▸ Your objective
Write out exactly the lines from the line with "Give me the" through the line with "Convert this screenshot", both ends included, and no other line.

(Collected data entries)

■ ■ ■ ■ ■ ■ ■

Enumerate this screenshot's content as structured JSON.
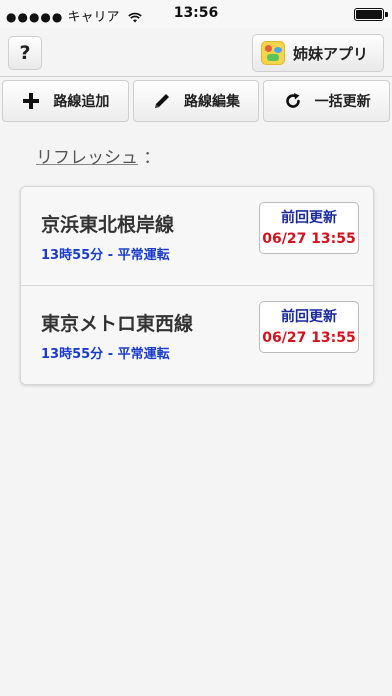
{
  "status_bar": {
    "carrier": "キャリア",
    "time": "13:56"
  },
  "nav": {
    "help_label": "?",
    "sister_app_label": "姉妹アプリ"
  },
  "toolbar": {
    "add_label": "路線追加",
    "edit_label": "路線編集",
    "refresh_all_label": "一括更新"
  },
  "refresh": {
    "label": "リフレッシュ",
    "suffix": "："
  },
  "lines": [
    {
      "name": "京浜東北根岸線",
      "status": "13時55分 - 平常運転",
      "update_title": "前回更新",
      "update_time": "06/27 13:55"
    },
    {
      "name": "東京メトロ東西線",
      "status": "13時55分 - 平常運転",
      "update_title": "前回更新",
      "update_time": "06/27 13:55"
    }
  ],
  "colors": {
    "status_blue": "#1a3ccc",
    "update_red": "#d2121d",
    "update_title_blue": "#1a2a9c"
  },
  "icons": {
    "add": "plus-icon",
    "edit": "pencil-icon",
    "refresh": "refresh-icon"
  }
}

■ ■ ■ ■ ■ ■ ■

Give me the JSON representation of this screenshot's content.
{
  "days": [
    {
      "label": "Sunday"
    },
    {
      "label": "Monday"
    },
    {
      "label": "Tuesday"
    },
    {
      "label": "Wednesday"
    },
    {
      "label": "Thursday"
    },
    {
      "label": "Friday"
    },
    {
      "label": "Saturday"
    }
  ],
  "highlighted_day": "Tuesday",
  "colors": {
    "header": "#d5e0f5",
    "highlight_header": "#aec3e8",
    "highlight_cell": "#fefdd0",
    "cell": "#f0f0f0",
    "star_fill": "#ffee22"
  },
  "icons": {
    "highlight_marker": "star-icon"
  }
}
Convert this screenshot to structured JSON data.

■ ■ ■ ■ ■ ■ ■

▸ Task result
Give me the JSON representation of this screenshot's content.
{
  "days": [
    {
      "label": "Sunday"
    },
    {
      "label": "Monday"
    },
    {
      "label": "Tuesday"
    },
    {
      "label": "Wednesday"
    },
    {
      "label": "Thursday"
    },
    {
      "label": "Friday"
    },
    {
      "label": "Saturday"
    }
  ],
  "highlighted_day": "Tuesday",
  "colors": {
    "header": "#d5e0f5",
    "highlight_header": "#aec3e8",
    "highlight_cell": "#fefdd0",
    "cell": "#f0f0f0",
    "star_fill": "#ffee22"
  },
  "icons": {
    "highlight_marker": "star-icon"
  }
}
Convert this screenshot to structured JSON data.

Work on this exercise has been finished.